What to work on: Rewrite the items below, changing "bboxes" to "bounding boxes" and keeping everything else as it is. Omit the pictures from your answer.

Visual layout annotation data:
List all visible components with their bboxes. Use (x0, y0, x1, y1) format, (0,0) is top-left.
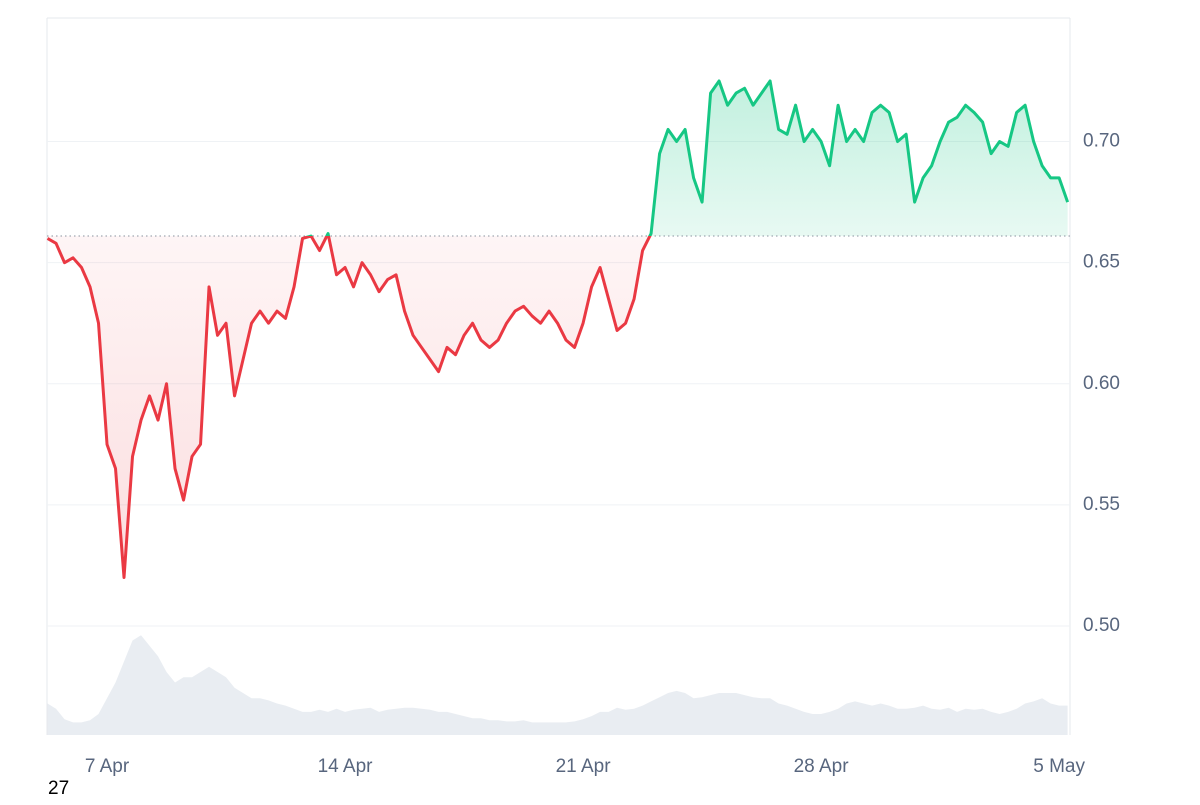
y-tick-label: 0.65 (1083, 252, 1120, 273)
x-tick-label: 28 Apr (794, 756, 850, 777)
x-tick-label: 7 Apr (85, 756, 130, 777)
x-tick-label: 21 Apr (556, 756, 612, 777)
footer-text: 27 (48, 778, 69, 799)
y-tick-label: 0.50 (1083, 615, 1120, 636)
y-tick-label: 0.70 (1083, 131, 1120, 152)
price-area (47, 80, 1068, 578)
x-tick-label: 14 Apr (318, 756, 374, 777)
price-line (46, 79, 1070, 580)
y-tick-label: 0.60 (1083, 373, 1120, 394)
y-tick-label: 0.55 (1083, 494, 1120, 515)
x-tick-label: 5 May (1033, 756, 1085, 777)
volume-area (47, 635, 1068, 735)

Exercise solution:
List all visible components with their bounding boxes. Use (x0, y0, x1, y1) format, (0,0) is top-left.
y-tick-label: 0.65 (1083, 252, 1120, 273)
x-tick-label: 28 Apr (794, 756, 850, 777)
x-tick-label: 7 Apr (85, 756, 130, 777)
x-tick-label: 21 Apr (556, 756, 612, 777)
footer-text: 27 (48, 778, 69, 799)
y-tick-label: 0.50 (1083, 615, 1120, 636)
y-tick-label: 0.70 (1083, 131, 1120, 152)
price-area (47, 80, 1068, 578)
x-tick-label: 14 Apr (318, 756, 374, 777)
price-line (46, 79, 1070, 580)
y-tick-label: 0.60 (1083, 373, 1120, 394)
y-tick-label: 0.55 (1083, 494, 1120, 515)
x-tick-label: 5 May (1033, 756, 1085, 777)
volume-area (47, 635, 1068, 735)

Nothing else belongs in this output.